» THE TASK: Reproduce the rows below without any change, from the line with "roi-contour: [1279, 206, 1492, 420]" through the line with "roi-contour: [511, 206, 699, 420]", including both of those lines.

(Recorded data)
+++

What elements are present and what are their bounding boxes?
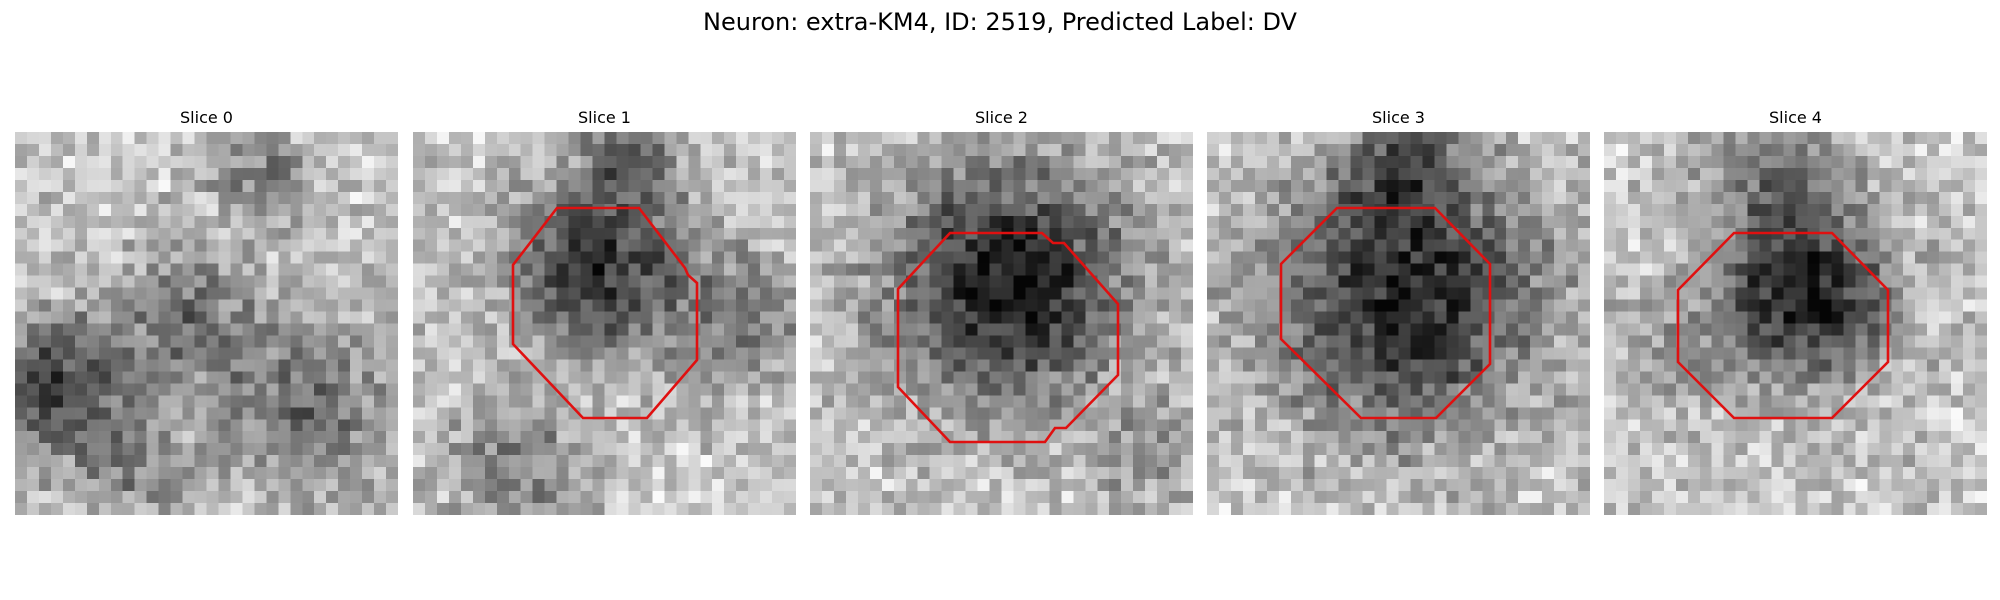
roi-contour: [1279, 206, 1492, 420]
slice-image: [810, 132, 1193, 515]
slice-title: Slice 2: [975, 108, 1028, 127]
slice-image: [413, 132, 796, 515]
slice-panel-4: Slice 4: [1604, 108, 1987, 515]
slice-panel-0: Slice 0: [15, 108, 398, 515]
slice-panel-1: Slice 1: [413, 108, 796, 515]
slice-title: Slice 1: [578, 108, 631, 127]
slice-image: [1207, 132, 1590, 515]
slice-title: Slice 3: [1372, 108, 1425, 127]
slice-panel-3: Slice 3: [1207, 108, 1590, 515]
figure-title: Neuron: extra-KM4, ID: 2519, Predicted L…: [703, 8, 1297, 36]
slice-panel-2: Slice 2: [810, 108, 1193, 515]
roi-contour: [896, 231, 1120, 444]
slice-title: Slice 0: [180, 108, 233, 127]
roi-contour: [511, 206, 699, 420]
slice-image: [1604, 132, 1987, 515]
roi-contour: [1676, 231, 1890, 420]
slice-title: Slice 4: [1769, 108, 1822, 127]
slice-image: [15, 132, 398, 515]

+++

» FINAL ANSWER:
roi-contour: [1279, 206, 1492, 420]
slice-image: [810, 132, 1193, 515]
slice-title: Slice 2: [975, 108, 1028, 127]
slice-image: [413, 132, 796, 515]
slice-panel-4: Slice 4: [1604, 108, 1987, 515]
slice-panel-0: Slice 0: [15, 108, 398, 515]
slice-panel-1: Slice 1: [413, 108, 796, 515]
slice-title: Slice 1: [578, 108, 631, 127]
slice-image: [1207, 132, 1590, 515]
slice-title: Slice 3: [1372, 108, 1425, 127]
slice-panel-3: Slice 3: [1207, 108, 1590, 515]
figure-title: Neuron: extra-KM4, ID: 2519, Predicted L…: [703, 8, 1297, 36]
slice-panel-2: Slice 2: [810, 108, 1193, 515]
roi-contour: [896, 231, 1120, 444]
slice-title: Slice 0: [180, 108, 233, 127]
roi-contour: [511, 206, 699, 420]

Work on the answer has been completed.